### What you have to do:
Below are some records. How many of their lines contain the string "чтобъ"? Give the number only.

### Data entries:
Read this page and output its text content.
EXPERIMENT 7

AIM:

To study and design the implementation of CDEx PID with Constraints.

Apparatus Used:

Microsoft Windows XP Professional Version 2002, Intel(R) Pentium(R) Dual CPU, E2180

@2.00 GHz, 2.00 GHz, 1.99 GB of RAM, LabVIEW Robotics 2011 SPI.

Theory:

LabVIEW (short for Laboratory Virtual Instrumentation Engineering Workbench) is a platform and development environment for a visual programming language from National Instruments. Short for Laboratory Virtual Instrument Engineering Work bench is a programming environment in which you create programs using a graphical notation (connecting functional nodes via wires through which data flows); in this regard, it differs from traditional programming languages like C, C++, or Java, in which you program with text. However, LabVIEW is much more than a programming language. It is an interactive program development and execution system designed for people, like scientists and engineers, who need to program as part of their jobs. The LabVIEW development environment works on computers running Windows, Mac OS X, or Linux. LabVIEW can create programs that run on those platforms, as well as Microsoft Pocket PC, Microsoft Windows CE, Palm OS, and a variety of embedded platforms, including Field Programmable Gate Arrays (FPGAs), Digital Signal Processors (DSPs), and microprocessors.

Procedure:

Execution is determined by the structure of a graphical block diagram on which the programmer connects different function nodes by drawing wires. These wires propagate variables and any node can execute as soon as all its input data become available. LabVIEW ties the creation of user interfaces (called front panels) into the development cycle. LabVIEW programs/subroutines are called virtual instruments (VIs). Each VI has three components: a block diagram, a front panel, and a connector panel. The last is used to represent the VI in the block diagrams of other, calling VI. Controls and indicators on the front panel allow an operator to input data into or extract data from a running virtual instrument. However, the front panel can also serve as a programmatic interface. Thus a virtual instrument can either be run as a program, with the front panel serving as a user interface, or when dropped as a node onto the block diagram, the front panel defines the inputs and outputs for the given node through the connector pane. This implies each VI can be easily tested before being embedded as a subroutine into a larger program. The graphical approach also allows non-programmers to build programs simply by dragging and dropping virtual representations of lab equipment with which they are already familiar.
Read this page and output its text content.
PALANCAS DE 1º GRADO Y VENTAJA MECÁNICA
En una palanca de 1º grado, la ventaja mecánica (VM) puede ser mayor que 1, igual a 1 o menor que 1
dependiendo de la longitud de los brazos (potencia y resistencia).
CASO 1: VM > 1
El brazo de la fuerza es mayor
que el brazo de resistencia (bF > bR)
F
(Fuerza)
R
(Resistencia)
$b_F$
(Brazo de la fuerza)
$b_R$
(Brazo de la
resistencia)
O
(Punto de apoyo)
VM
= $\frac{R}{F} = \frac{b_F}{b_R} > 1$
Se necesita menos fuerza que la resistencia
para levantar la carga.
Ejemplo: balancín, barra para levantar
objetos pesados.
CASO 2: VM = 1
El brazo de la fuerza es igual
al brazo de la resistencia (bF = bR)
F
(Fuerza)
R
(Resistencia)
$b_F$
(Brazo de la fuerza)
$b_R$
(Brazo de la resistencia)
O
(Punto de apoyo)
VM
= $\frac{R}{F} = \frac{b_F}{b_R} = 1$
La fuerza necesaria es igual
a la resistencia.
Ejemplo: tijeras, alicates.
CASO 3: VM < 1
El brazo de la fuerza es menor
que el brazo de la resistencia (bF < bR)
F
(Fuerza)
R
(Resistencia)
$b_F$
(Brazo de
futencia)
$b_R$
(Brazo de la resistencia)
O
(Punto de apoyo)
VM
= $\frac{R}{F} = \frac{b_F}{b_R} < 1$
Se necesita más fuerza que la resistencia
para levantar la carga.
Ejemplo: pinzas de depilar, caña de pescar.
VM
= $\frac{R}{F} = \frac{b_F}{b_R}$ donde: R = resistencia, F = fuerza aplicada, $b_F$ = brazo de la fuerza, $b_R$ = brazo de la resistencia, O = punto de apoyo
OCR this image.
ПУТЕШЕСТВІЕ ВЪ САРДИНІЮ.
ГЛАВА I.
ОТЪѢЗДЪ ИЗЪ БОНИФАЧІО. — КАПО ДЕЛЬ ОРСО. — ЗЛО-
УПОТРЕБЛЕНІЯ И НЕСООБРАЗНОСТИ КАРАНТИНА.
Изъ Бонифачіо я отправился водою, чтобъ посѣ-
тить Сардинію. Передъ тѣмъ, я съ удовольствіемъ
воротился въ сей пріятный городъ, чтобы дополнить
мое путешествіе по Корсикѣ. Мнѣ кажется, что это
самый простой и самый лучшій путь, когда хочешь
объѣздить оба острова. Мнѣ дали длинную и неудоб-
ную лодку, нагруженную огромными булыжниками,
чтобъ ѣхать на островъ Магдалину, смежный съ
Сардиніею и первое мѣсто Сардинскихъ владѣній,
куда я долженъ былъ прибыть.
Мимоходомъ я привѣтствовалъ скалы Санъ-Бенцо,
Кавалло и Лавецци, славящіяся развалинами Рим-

### Exercise answer:
2